The request: Return each line of the listing that contains the string "name".

Entries taken from a collection:
━━━━

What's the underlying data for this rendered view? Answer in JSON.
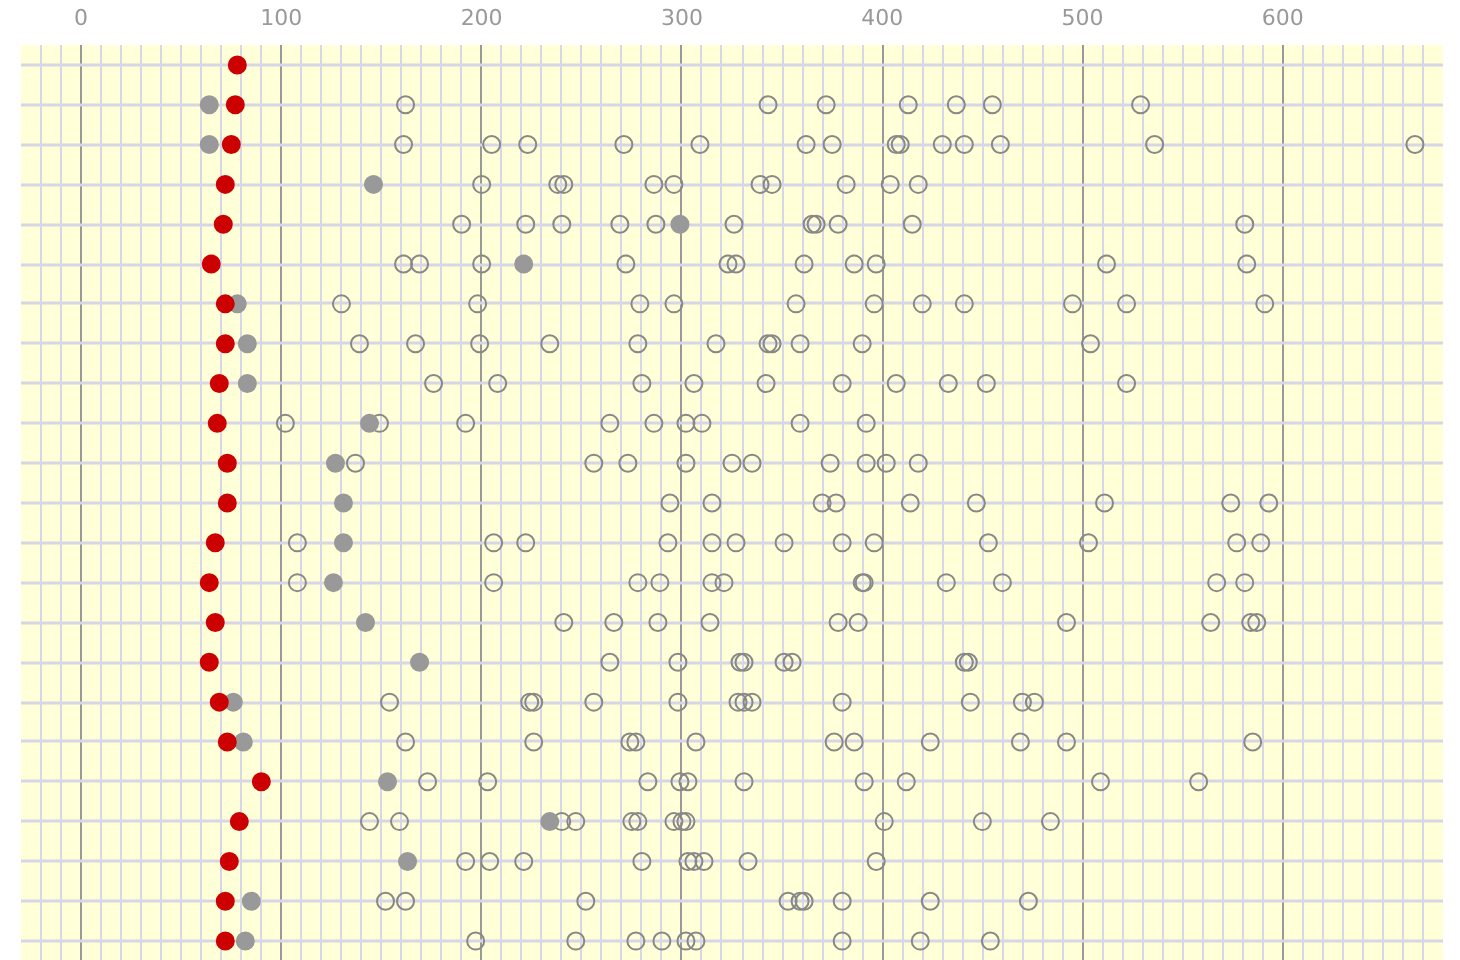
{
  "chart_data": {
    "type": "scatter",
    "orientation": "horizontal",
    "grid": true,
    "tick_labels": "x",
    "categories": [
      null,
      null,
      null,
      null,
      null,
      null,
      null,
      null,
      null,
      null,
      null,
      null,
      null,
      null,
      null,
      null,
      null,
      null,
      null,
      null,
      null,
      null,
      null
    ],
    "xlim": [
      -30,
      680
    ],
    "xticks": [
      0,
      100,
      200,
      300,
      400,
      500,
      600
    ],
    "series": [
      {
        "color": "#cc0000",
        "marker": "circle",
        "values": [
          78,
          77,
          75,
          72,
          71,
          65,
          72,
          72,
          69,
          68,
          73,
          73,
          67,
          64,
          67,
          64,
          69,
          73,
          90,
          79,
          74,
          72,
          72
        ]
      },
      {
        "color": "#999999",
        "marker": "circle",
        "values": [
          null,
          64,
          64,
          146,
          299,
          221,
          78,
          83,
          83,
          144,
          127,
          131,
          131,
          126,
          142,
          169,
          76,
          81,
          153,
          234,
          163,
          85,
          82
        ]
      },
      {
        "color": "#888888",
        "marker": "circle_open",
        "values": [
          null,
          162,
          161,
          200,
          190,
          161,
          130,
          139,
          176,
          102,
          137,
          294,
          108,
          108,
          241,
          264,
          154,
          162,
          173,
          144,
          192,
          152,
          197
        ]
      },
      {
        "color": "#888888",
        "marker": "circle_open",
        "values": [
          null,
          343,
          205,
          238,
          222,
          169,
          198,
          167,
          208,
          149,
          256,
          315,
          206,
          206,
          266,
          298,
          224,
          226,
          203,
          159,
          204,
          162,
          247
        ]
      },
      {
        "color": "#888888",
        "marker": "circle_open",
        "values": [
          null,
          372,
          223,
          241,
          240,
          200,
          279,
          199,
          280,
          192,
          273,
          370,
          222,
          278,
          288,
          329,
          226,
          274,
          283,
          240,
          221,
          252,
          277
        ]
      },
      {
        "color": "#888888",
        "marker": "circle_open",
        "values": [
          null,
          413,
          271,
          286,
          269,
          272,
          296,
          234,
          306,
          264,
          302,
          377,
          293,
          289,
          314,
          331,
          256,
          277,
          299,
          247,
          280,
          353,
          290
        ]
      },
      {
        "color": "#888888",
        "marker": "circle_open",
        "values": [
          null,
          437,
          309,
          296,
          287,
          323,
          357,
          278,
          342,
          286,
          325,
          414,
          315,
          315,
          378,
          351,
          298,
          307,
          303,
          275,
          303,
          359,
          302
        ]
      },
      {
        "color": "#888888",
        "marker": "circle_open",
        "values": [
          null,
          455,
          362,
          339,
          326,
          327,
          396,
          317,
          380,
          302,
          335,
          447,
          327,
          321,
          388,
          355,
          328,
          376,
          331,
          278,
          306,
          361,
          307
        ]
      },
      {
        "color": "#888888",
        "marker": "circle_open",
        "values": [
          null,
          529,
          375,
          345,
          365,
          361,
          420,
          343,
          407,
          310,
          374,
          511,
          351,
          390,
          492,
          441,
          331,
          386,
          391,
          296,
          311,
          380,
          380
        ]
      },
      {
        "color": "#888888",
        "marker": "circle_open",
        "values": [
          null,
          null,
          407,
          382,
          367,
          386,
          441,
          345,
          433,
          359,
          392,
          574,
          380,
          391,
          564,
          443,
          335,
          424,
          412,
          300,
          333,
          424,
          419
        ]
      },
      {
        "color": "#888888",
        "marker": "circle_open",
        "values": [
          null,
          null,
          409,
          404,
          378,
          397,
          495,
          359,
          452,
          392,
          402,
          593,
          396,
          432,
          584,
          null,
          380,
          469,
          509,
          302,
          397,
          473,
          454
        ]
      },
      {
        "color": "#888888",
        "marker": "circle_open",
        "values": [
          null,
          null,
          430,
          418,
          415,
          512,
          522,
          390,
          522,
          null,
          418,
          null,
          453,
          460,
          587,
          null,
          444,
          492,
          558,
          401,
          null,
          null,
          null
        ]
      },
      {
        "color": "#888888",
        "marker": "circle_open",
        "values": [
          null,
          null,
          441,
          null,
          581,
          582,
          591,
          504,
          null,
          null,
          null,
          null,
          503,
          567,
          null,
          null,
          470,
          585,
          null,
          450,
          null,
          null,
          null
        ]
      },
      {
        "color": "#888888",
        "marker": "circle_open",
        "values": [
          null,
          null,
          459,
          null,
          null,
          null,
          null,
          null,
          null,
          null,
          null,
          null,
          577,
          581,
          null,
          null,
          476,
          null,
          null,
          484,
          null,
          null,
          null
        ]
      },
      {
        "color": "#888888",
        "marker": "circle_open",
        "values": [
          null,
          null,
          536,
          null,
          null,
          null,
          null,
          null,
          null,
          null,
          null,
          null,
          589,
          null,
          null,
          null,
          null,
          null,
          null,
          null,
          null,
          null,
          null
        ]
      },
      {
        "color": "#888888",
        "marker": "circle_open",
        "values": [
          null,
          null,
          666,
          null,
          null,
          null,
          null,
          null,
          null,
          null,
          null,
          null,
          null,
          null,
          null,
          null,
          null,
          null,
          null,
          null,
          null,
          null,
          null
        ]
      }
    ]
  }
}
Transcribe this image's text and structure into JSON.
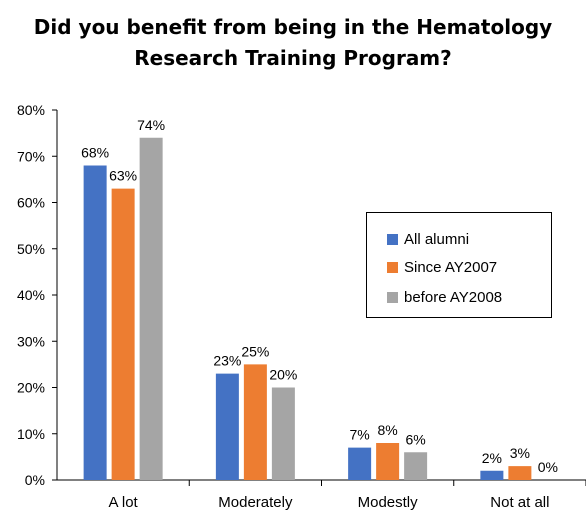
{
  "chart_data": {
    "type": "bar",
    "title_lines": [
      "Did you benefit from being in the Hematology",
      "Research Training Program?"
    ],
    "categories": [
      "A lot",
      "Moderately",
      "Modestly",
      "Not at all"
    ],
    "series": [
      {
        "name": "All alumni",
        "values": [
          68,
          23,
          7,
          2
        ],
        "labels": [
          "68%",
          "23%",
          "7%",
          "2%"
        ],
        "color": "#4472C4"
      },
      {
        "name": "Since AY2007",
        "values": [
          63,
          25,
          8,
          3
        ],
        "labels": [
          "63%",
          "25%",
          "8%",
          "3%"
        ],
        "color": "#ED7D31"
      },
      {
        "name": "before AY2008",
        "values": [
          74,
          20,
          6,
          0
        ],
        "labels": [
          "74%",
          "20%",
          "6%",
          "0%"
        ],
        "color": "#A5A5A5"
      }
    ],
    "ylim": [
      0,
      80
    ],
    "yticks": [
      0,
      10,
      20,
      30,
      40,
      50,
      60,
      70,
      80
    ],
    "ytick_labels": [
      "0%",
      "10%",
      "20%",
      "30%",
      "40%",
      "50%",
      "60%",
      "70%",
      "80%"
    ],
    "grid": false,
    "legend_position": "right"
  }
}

━━━━

Task solution:
        "name": "All alumni",
        "name": "Since AY2007",
        "name": "before AY2008",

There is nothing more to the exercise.